Dataset entries
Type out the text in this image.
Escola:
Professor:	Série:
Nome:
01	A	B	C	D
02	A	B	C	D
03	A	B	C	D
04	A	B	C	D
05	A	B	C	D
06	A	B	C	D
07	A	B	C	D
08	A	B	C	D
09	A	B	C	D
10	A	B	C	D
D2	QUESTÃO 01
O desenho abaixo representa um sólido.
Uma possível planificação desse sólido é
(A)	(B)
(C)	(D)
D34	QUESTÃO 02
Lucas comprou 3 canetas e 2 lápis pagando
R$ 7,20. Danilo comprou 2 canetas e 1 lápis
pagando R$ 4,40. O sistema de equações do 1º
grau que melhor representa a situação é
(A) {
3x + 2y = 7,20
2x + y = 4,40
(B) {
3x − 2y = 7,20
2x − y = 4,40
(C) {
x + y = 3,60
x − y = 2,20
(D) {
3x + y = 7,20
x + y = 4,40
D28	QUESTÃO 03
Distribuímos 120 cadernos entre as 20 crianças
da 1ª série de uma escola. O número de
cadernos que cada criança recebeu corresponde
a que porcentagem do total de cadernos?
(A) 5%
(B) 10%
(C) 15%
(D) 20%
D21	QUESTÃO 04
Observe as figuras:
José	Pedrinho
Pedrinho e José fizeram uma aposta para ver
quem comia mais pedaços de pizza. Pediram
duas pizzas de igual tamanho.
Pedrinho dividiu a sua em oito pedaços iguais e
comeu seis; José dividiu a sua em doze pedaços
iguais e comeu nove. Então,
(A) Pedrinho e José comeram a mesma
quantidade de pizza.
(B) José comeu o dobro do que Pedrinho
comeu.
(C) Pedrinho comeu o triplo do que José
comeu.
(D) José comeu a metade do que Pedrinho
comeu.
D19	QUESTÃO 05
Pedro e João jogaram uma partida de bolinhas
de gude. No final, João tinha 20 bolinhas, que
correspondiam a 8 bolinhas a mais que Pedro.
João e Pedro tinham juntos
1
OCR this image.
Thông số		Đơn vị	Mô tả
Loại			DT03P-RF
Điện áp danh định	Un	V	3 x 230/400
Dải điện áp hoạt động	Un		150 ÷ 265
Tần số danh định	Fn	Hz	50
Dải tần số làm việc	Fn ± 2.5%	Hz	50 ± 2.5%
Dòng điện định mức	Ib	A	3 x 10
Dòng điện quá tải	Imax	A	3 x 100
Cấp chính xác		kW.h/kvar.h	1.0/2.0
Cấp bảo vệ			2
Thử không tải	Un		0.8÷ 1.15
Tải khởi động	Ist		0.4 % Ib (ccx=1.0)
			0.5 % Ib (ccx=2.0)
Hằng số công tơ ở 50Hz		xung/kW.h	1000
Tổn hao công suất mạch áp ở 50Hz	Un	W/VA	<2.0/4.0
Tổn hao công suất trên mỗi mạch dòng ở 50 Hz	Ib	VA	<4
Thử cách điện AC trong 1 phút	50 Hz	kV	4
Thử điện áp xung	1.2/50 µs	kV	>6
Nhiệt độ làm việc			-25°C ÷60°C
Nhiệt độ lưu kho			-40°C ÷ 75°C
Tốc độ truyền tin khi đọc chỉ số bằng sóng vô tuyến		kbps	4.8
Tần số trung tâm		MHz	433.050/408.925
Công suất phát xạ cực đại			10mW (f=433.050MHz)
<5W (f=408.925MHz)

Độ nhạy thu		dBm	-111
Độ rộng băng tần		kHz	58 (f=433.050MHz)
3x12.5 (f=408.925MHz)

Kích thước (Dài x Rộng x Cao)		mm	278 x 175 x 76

→ **Set problem**
Find how many lines include the string "José" and report that number alone.

→ **Solution for this problem**
7